>> BEGIN
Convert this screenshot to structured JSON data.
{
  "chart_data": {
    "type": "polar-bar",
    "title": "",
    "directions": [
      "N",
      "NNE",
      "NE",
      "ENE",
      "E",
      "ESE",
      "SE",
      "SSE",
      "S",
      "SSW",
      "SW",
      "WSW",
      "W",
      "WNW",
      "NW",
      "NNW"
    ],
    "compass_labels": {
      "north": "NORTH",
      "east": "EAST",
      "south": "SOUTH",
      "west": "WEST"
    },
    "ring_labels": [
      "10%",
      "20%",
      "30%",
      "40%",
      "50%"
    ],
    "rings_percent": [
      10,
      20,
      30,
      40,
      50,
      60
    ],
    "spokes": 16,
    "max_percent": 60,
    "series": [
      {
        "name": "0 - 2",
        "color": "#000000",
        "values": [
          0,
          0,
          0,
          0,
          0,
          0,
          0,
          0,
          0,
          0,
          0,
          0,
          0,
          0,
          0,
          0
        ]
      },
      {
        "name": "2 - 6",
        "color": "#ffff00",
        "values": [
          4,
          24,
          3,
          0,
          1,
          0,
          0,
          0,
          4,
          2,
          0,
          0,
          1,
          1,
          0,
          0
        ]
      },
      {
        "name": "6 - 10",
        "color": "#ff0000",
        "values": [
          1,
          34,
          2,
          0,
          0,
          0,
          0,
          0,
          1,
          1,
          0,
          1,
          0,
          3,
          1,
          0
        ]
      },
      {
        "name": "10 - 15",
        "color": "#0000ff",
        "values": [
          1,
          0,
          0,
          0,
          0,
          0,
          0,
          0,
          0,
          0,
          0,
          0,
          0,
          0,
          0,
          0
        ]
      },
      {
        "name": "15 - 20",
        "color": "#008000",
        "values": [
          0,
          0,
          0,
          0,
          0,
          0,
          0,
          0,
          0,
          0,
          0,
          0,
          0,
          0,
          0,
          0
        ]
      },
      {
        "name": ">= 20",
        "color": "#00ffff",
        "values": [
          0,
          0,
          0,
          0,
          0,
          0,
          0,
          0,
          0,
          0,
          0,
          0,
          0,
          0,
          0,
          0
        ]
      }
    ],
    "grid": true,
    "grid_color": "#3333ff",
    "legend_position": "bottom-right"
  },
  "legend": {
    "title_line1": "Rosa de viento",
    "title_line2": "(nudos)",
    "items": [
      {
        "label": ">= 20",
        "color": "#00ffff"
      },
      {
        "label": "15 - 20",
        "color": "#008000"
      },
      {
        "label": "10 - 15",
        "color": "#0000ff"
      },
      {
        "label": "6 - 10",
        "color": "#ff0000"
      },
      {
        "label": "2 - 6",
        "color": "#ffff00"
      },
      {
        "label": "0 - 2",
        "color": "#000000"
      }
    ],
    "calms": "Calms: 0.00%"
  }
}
>> END
Directions for this task
Transcribe each entry exactly.

Output for this exercise
Convert this screenshot to structured JSON data.
{
  "chart_data": {
    "type": "polar-bar",
    "title": "",
    "directions": [
      "N",
      "NNE",
      "NE",
      "ENE",
      "E",
      "ESE",
      "SE",
      "SSE",
      "S",
      "SSW",
      "SW",
      "WSW",
      "W",
      "WNW",
      "NW",
      "NNW"
    ],
    "compass_labels": {
      "north": "NORTH",
      "east": "EAST",
      "south": "SOUTH",
      "west": "WEST"
    },
    "ring_labels": [
      "10%",
      "20%",
      "30%",
      "40%",
      "50%"
    ],
    "rings_percent": [
      10,
      20,
      30,
      40,
      50,
      60
    ],
    "spokes": 16,
    "max_percent": 60,
    "series": [
      {
        "name": "0 - 2",
        "color": "#000000",
        "values": [
          0,
          0,
          0,
          0,
          0,
          0,
          0,
          0,
          0,
          0,
          0,
          0,
          0,
          0,
          0,
          0
        ]
      },
      {
        "name": "2 - 6",
        "color": "#ffff00",
        "values": [
          4,
          24,
          3,
          0,
          1,
          0,
          0,
          0,
          4,
          2,
          0,
          0,
          1,
          1,
          0,
          0
        ]
      },
      {
        "name": "6 - 10",
        "color": "#ff0000",
        "values": [
          1,
          34,
          2,
          0,
          0,
          0,
          0,
          0,
          1,
          1,
          0,
          1,
          0,
          3,
          1,
          0
        ]
      },
      {
        "name": "10 - 15",
        "color": "#0000ff",
        "values": [
          1,
          0,
          0,
          0,
          0,
          0,
          0,
          0,
          0,
          0,
          0,
          0,
          0,
          0,
          0,
          0
        ]
      },
      {
        "name": "15 - 20",
        "color": "#008000",
        "values": [
          0,
          0,
          0,
          0,
          0,
          0,
          0,
          0,
          0,
          0,
          0,
          0,
          0,
          0,
          0,
          0
        ]
      },
      {
        "name": ">= 20",
        "color": "#00ffff",
        "values": [
          0,
          0,
          0,
          0,
          0,
          0,
          0,
          0,
          0,
          0,
          0,
          0,
          0,
          0,
          0,
          0
        ]
      }
    ],
    "grid": true,
    "grid_color": "#3333ff",
    "legend_position": "bottom-right"
  },
  "legend": {
    "title_line1": "Rosa de viento",
    "title_line2": "(nudos)",
    "items": [
      {
        "label": ">= 20",
        "color": "#00ffff"
      },
      {
        "label": "15 - 20",
        "color": "#008000"
      },
      {
        "label": "10 - 15",
        "color": "#0000ff"
      },
      {
        "label": "6 - 10",
        "color": "#ff0000"
      },
      {
        "label": "2 - 6",
        "color": "#ffff00"
      },
      {
        "label": "0 - 2",
        "color": "#000000"
      }
    ],
    "calms": "Calms: 0.00%"
  }
}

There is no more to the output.